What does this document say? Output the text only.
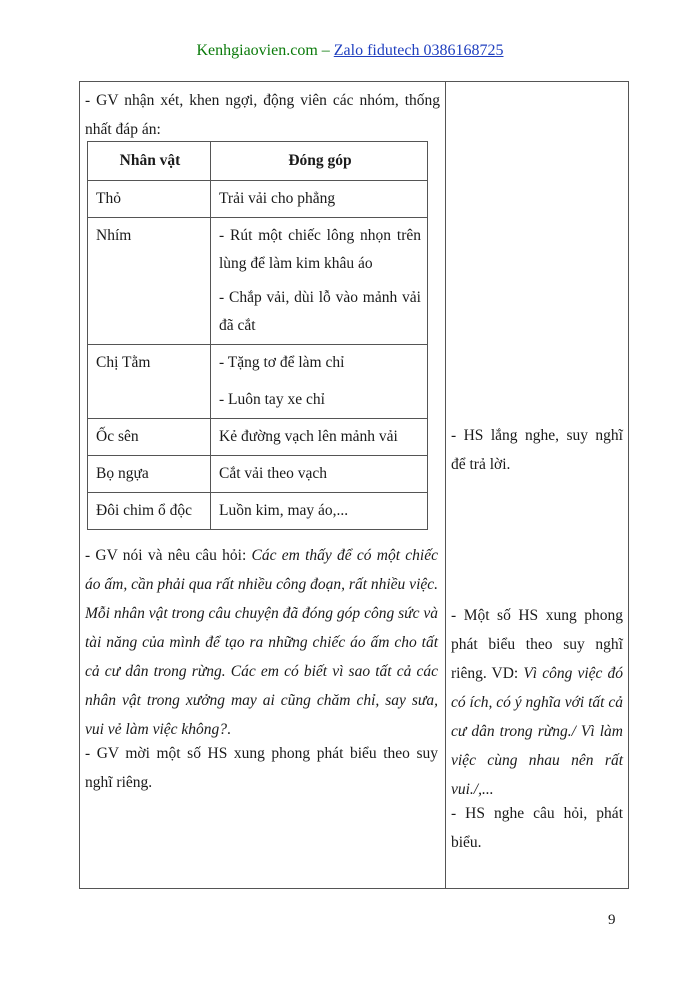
Kenhgiaovien.com – Zalo fidutech 0386168725

- GV nhận xét, khen ngợi, động viên các nhóm, thống nhất đáp án:

Nhân vật	Đóng góp
Thỏ	Trải vải cho phẳng

Nhím	- Rút một chiếc lông nhọn trên lùng để làm kim khâu áo

- Chắp vải, dùi lỗ vào mảnh vải đã cắt

Chị Tằm	- Tặng tơ để làm chỉ

- Luôn tay xe chỉ

Ốc sên	Kẻ đường vạch lên mảnh vải

Bọ ngựa	Cắt vải theo vạch

Đôi chim ổ độc	Luồn kim, may áo,...

- GV nói và nêu câu hỏi: Các em thấy để có một chiếc áo ấm, cần phải qua rất nhiều công đoạn, rất nhiều việc. Mỗi nhân vật trong câu chuyện đã đóng góp công sức và tài năng của mình để tạo ra những chiếc áo ấm cho tất cả cư dân trong rừng. Các em có biết vì sao tất cả các nhân vật trong xưởng may ai cũng chăm chỉ, say sưa, vui vẻ làm việc không?.

- GV mời một số HS xung phong phát biểu theo suy nghĩ riêng.

- HS lắng nghe, suy nghĩ để trả lời.

- Một số HS xung phong phát biểu theo suy nghĩ riêng. VD: Vì công việc đó có ích, có ý nghĩa với tất cả cư dân trong rừng./ Vì làm việc cùng nhau nên rất vui./,...

- HS nghe câu hỏi, phát biểu.

9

------------

[Exercise prompt]:
Quote the preceding records in their entirety, excluding every picture.

[Complete response]:
What does this document say? Output the text only.
Kenhgiaovien.com – Zalo fidutech 0386168725

- GV nhận xét, khen ngợi, động viên các nhóm, thống nhất đáp án:

Nhân vật	Đóng góp
Thỏ	Trải vải cho phẳng

Nhím	- Rút một chiếc lông nhọn trên lùng để làm kim khâu áo

- Chắp vải, dùi lỗ vào mảnh vải đã cắt

Chị Tằm	- Tặng tơ để làm chỉ

- Luôn tay xe chỉ

Ốc sên	Kẻ đường vạch lên mảnh vải

Bọ ngựa	Cắt vải theo vạch

Đôi chim ổ độc	Luồn kim, may áo,...

- GV nói và nêu câu hỏi: Các em thấy để có một chiếc áo ấm, cần phải qua rất nhiều công đoạn, rất nhiều việc. Mỗi nhân vật trong câu chuyện đã đóng góp công sức và tài năng của mình để tạo ra những chiếc áo ấm cho tất cả cư dân trong rừng. Các em có biết vì sao tất cả các nhân vật trong xưởng may ai cũng chăm chỉ, say sưa, vui vẻ làm việc không?.

- GV mời một số HS xung phong phát biểu theo suy nghĩ riêng.

- HS lắng nghe, suy nghĩ để trả lời.

- Một số HS xung phong phát biểu theo suy nghĩ riêng. VD: Vì công việc đó có ích, có ý nghĩa với tất cả cư dân trong rừng./ Vì làm việc cùng nhau nên rất vui./,...

- HS nghe câu hỏi, phát biểu.

9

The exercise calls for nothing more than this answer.